TASK INSTRUCTIONS —
Leave out the pictures and reproduce all of the data exactly.

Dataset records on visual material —
-- -- --

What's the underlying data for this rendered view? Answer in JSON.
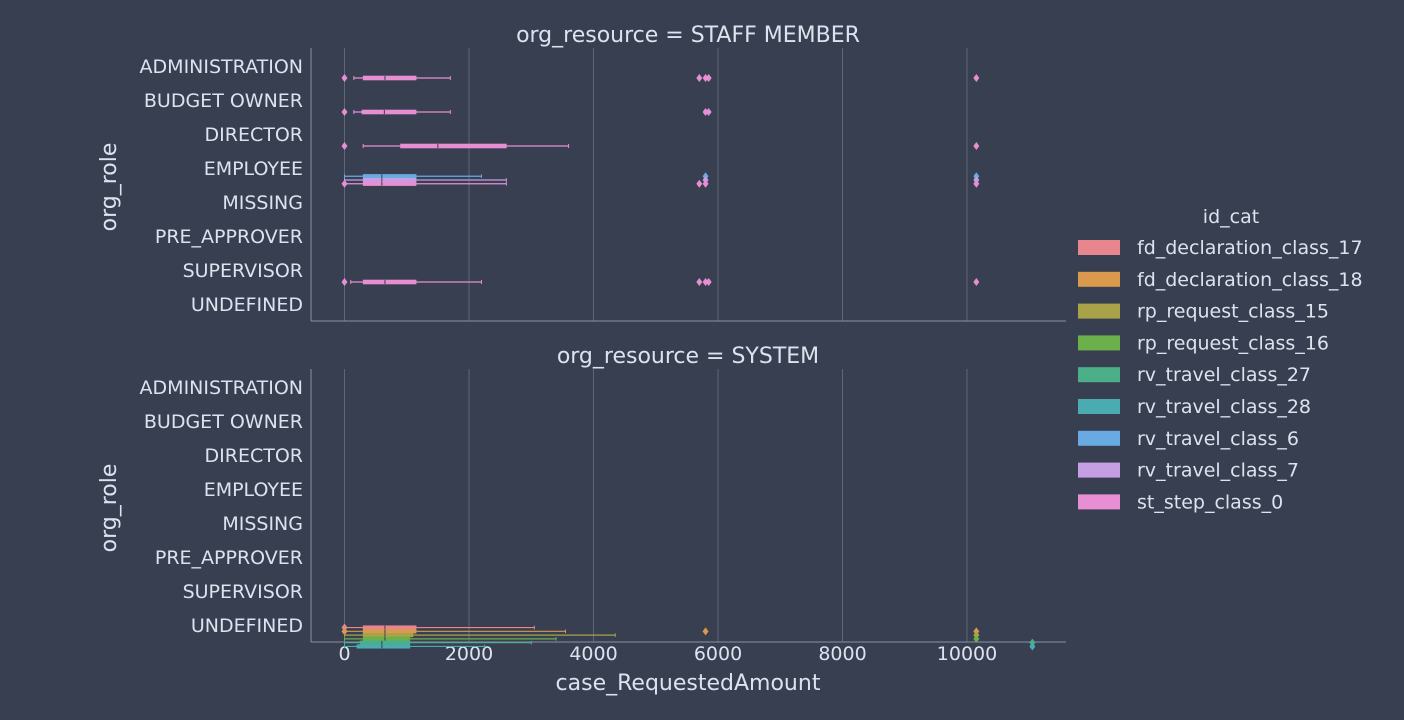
{
  "chart_data": {
    "type": "boxplot",
    "xlabel": "case_RequestedAmount",
    "ylabel": "org_role",
    "xlim": [
      -550,
      11700
    ],
    "x_ticks": [
      0,
      2000,
      4000,
      6000,
      8000,
      10000
    ],
    "grid": "vertical",
    "legend": {
      "title": "id_cat",
      "placement": "right",
      "entries": [
        {
          "name": "fd_declaration_class_17",
          "color": "#e8868f"
        },
        {
          "name": "fd_declaration_class_18",
          "color": "#d99a4e"
        },
        {
          "name": "rp_request_class_15",
          "color": "#a8a349"
        },
        {
          "name": "rp_request_class_16",
          "color": "#6bb04a"
        },
        {
          "name": "rv_travel_class_27",
          "color": "#4bb08a"
        },
        {
          "name": "rv_travel_class_28",
          "color": "#4aabb0"
        },
        {
          "name": "rv_travel_class_6",
          "color": "#6aaae3"
        },
        {
          "name": "rv_travel_class_7",
          "color": "#c59ee3"
        },
        {
          "name": "st_step_class_0",
          "color": "#e88fd3"
        }
      ]
    },
    "categories": [
      "ADMINISTRATION",
      "BUDGET OWNER",
      "DIRECTOR",
      "EMPLOYEE",
      "MISSING",
      "PRE_APPROVER",
      "SUPERVISOR",
      "UNDEFINED"
    ],
    "panels": [
      {
        "title": "org_resource = STAFF MEMBER",
        "boxes": [
          {
            "category": "ADMINISTRATION",
            "series": "st_step_class_0",
            "whislo": 150,
            "q1": 300,
            "med": 650,
            "q3": 1150,
            "whishi": 1700,
            "fliers": [
              0,
              5700,
              5800,
              5850,
              10150
            ]
          },
          {
            "category": "BUDGET OWNER",
            "series": "st_step_class_0",
            "whislo": 150,
            "q1": 280,
            "med": 640,
            "q3": 1150,
            "whishi": 1700,
            "fliers": [
              0,
              5800,
              5850
            ]
          },
          {
            "category": "DIRECTOR",
            "series": "st_step_class_0",
            "whislo": 300,
            "q1": 900,
            "med": 1500,
            "q3": 2600,
            "whishi": 3600,
            "fliers": [
              0,
              10150
            ]
          },
          {
            "category": "EMPLOYEE",
            "series": "rv_travel_class_6",
            "whislo": 0,
            "q1": 300,
            "med": 600,
            "q3": 1150,
            "whishi": 2200,
            "fliers": [
              5800,
              10150
            ]
          },
          {
            "category": "EMPLOYEE",
            "series": "rv_travel_class_7",
            "whislo": 0,
            "q1": 300,
            "med": 600,
            "q3": 1150,
            "whishi": 2600,
            "fliers": [
              5800,
              10150
            ]
          },
          {
            "category": "EMPLOYEE",
            "series": "st_step_class_0",
            "whislo": 0,
            "q1": 300,
            "med": 600,
            "q3": 1150,
            "whishi": 2600,
            "fliers": [
              0,
              5700,
              5800,
              10150
            ]
          },
          {
            "category": "SUPERVISOR",
            "series": "st_step_class_0",
            "whislo": 100,
            "q1": 300,
            "med": 650,
            "q3": 1150,
            "whishi": 2200,
            "fliers": [
              0,
              5700,
              5800,
              5850,
              10150
            ]
          }
        ]
      },
      {
        "title": "org_resource = SYSTEM",
        "boxes": [
          {
            "category": "UNDEFINED",
            "series": "fd_declaration_class_17",
            "whislo": 0,
            "q1": 300,
            "med": 650,
            "q3": 1150,
            "whishi": 3050,
            "fliers": [
              0
            ]
          },
          {
            "category": "UNDEFINED",
            "series": "fd_declaration_class_18",
            "whislo": 0,
            "q1": 300,
            "med": 650,
            "q3": 1150,
            "whishi": 3550,
            "fliers": [
              0,
              5800,
              10150
            ]
          },
          {
            "category": "UNDEFINED",
            "series": "rp_request_class_15",
            "whislo": 0,
            "q1": 300,
            "med": 650,
            "q3": 1100,
            "whishi": 4350,
            "fliers": [
              10150
            ]
          },
          {
            "category": "UNDEFINED",
            "series": "rp_request_class_16",
            "whislo": 0,
            "q1": 300,
            "med": 650,
            "q3": 1050,
            "whishi": 3400,
            "fliers": [
              10150
            ]
          },
          {
            "category": "UNDEFINED",
            "series": "rv_travel_class_27",
            "whislo": 0,
            "q1": 250,
            "med": 600,
            "q3": 1050,
            "whishi": 3000,
            "fliers": [
              11050
            ]
          },
          {
            "category": "UNDEFINED",
            "series": "rv_travel_class_28",
            "whislo": 0,
            "q1": 200,
            "med": 600,
            "q3": 1050,
            "whishi": 2250,
            "fliers": [
              11050
            ]
          }
        ]
      }
    ]
  }
}
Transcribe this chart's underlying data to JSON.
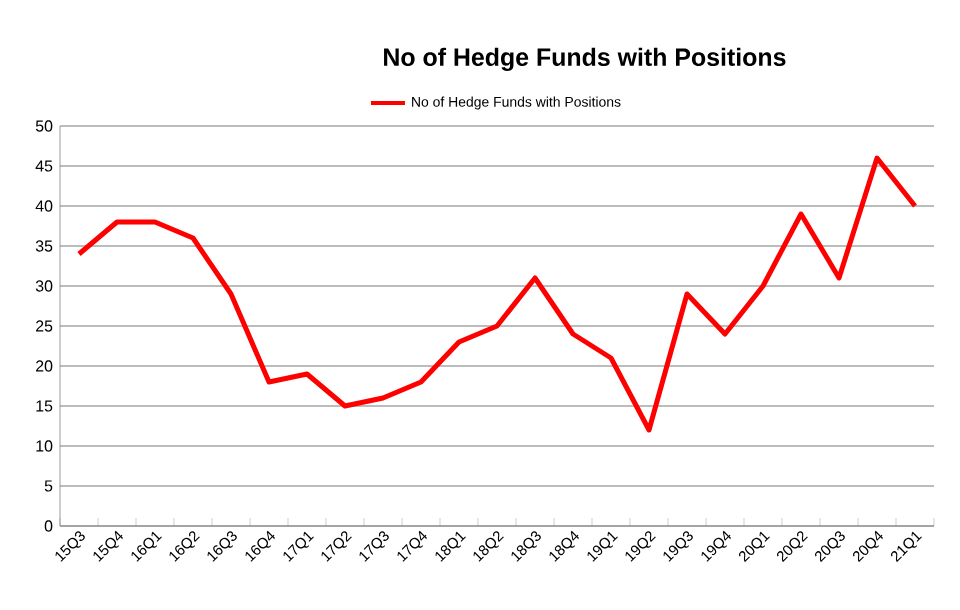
{
  "chart_data": {
    "type": "line",
    "title": "No of Hedge Funds with Positions",
    "categories": [
      "15Q3",
      "15Q4",
      "16Q1",
      "16Q2",
      "16Q3",
      "16Q4",
      "17Q1",
      "17Q2",
      "17Q3",
      "17Q4",
      "18Q1",
      "18Q2",
      "18Q3",
      "18Q4",
      "19Q1",
      "19Q2",
      "19Q3",
      "19Q4",
      "20Q1",
      "20Q2",
      "20Q3",
      "20Q4",
      "21Q1"
    ],
    "series": [
      {
        "name": "No of Hedge Funds with Positions",
        "color": "#ff0000",
        "values": [
          34,
          38,
          38,
          36,
          29,
          18,
          19,
          15,
          16,
          18,
          23,
          25,
          31,
          24,
          21,
          12,
          29,
          24,
          30,
          39,
          31,
          46,
          40
        ]
      }
    ],
    "ylim": [
      0,
      50
    ],
    "yticks": [
      0,
      5,
      10,
      15,
      20,
      25,
      30,
      35,
      40,
      45,
      50
    ],
    "grid": "y",
    "legend": "top",
    "marker": "none",
    "line_style": "solid"
  }
}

-- -- --

RESULT OF THE TASK —
What's the underlying data for this rendered view? Answer in JSON.
{
  "chart_data": {
    "type": "boxplot",
    "xlabel": "case_RequestedAmount",
    "ylabel": "org_role",
    "xlim": [
      -550,
      11700
    ],
    "x_ticks": [
      0,
      2000,
      4000,
      6000,
      8000,
      10000
    ],
    "grid": "vertical",
    "legend": {
      "title": "id_cat",
      "placement": "right",
      "entries": [
        {
          "name": "fd_declaration_class_17",
          "color": "#e8868f"
        },
        {
          "name": "fd_declaration_class_18",
          "color": "#d99a4e"
        },
        {
          "name": "rp_request_class_15",
          "color": "#a8a349"
        },
        {
          "name": "rp_request_class_16",
          "color": "#6bb04a"
        },
        {
          "name": "rv_travel_class_27",
          "color": "#4bb08a"
        },
        {
          "name": "rv_travel_class_28",
          "color": "#4aabb0"
        },
        {
          "name": "rv_travel_class_6",
          "color": "#6aaae3"
        },
        {
          "name": "rv_travel_class_7",
          "color": "#c59ee3"
        },
        {
          "name": "st_step_class_0",
          "color": "#e88fd3"
        }
      ]
    },
    "categories": [
      "ADMINISTRATION",
      "BUDGET OWNER",
      "DIRECTOR",
      "EMPLOYEE",
      "MISSING",
      "PRE_APPROVER",
      "SUPERVISOR",
      "UNDEFINED"
    ],
    "panels": [
      {
        "title": "org_resource = STAFF MEMBER",
        "boxes": [
          {
            "category": "ADMINISTRATION",
            "series": "st_step_class_0",
            "whislo": 150,
            "q1": 300,
            "med": 650,
            "q3": 1150,
            "whishi": 1700,
            "fliers": [
              0,
              5700,
              5800,
              5850,
              10150
            ]
          },
          {
            "category": "BUDGET OWNER",
            "series": "st_step_class_0",
            "whislo": 150,
            "q1": 280,
            "med": 640,
            "q3": 1150,
            "whishi": 1700,
            "fliers": [
              0,
              5800,
              5850
            ]
          },
          {
            "category": "DIRECTOR",
            "series": "st_step_class_0",
            "whislo": 300,
            "q1": 900,
            "med": 1500,
            "q3": 2600,
            "whishi": 3600,
            "fliers": [
              0,
              10150
            ]
          },
          {
            "category": "EMPLOYEE",
            "series": "rv_travel_class_6",
            "whislo": 0,
            "q1": 300,
            "med": 600,
            "q3": 1150,
            "whishi": 2200,
            "fliers": [
              5800,
              10150
            ]
          },
          {
            "category": "EMPLOYEE",
            "series": "rv_travel_class_7",
            "whislo": 0,
            "q1": 300,
            "med": 600,
            "q3": 1150,
            "whishi": 2600,
            "fliers": [
              5800,
              10150
            ]
          },
          {
            "category": "EMPLOYEE",
            "series": "st_step_class_0",
            "whislo": 0,
            "q1": 300,
            "med": 600,
            "q3": 1150,
            "whishi": 2600,
            "fliers": [
              0,
              5700,
              5800,
              10150
            ]
          },
          {
            "category": "SUPERVISOR",
            "series": "st_step_class_0",
            "whislo": 100,
            "q1": 300,
            "med": 650,
            "q3": 1150,
            "whishi": 2200,
            "fliers": [
              0,
              5700,
              5800,
              5850,
              10150
            ]
          }
        ]
      },
      {
        "title": "org_resource = SYSTEM",
        "boxes": [
          {
            "category": "UNDEFINED",
            "series": "fd_declaration_class_17",
            "whislo": 0,
            "q1": 300,
            "med": 650,
            "q3": 1150,
            "whishi": 3050,
            "fliers": [
              0
            ]
          },
          {
            "category": "UNDEFINED",
            "series": "fd_declaration_class_18",
            "whislo": 0,
            "q1": 300,
            "med": 650,
            "q3": 1150,
            "whishi": 3550,
            "fliers": [
              0,
              5800,
              10150
            ]
          },
          {
            "category": "UNDEFINED",
            "series": "rp_request_class_15",
            "whislo": 0,
            "q1": 300,
            "med": 650,
            "q3": 1100,
            "whishi": 4350,
            "fliers": [
              10150
            ]
          },
          {
            "category": "UNDEFINED",
            "series": "rp_request_class_16",
            "whislo": 0,
            "q1": 300,
            "med": 650,
            "q3": 1050,
            "whishi": 3400,
            "fliers": [
              10150
            ]
          },
          {
            "category": "UNDEFINED",
            "series": "rv_travel_class_27",
            "whislo": 0,
            "q1": 250,
            "med": 600,
            "q3": 1050,
            "whishi": 3000,
            "fliers": [
              11050
            ]
          },
          {
            "category": "UNDEFINED",
            "series": "rv_travel_class_28",
            "whislo": 0,
            "q1": 200,
            "med": 600,
            "q3": 1050,
            "whishi": 2250,
            "fliers": [
              11050
            ]
          }
        ]
      }
    ]
  }
}
Transcribe this chart's underlying data to JSON.
{
  "chart_data": {
    "type": "line",
    "title": "No of Hedge Funds with Positions",
    "categories": [
      "15Q3",
      "15Q4",
      "16Q1",
      "16Q2",
      "16Q3",
      "16Q4",
      "17Q1",
      "17Q2",
      "17Q3",
      "17Q4",
      "18Q1",
      "18Q2",
      "18Q3",
      "18Q4",
      "19Q1",
      "19Q2",
      "19Q3",
      "19Q4",
      "20Q1",
      "20Q2",
      "20Q3",
      "20Q4",
      "21Q1"
    ],
    "series": [
      {
        "name": "No of Hedge Funds with Positions",
        "color": "#ff0000",
        "values": [
          34,
          38,
          38,
          36,
          29,
          18,
          19,
          15,
          16,
          18,
          23,
          25,
          31,
          24,
          21,
          12,
          29,
          24,
          30,
          39,
          31,
          46,
          40
        ]
      }
    ],
    "ylim": [
      0,
      50
    ],
    "yticks": [
      0,
      5,
      10,
      15,
      20,
      25,
      30,
      35,
      40,
      45,
      50
    ],
    "grid": "y",
    "legend": "top",
    "marker": "none",
    "line_style": "solid"
  }
}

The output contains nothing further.